[TO DO] Find the lines containing the word "rgba" and copy every one of them.

===== PROVIDED DATA

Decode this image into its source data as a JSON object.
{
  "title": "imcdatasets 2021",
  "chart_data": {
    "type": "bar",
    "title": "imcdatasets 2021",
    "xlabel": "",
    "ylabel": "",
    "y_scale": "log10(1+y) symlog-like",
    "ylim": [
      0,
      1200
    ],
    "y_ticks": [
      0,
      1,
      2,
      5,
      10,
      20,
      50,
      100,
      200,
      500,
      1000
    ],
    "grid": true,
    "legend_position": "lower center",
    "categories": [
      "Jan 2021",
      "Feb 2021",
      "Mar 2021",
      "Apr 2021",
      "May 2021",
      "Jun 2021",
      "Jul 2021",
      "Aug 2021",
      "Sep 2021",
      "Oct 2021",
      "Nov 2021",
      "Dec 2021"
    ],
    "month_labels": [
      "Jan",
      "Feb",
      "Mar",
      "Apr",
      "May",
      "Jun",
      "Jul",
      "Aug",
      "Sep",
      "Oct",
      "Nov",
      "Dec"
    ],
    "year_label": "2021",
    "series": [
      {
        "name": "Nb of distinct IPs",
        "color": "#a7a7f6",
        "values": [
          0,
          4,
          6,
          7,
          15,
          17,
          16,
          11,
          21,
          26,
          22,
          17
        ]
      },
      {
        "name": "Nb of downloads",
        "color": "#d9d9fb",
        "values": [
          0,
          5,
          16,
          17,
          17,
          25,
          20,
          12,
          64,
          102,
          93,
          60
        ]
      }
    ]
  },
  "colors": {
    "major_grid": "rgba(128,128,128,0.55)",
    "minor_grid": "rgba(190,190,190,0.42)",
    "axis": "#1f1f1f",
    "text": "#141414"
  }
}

==========

[ANSWER TO THE EXERCISE]
    "major_grid": "rgba(128,128,128,0.55)",
    "minor_grid": "rgba(190,190,190,0.42)",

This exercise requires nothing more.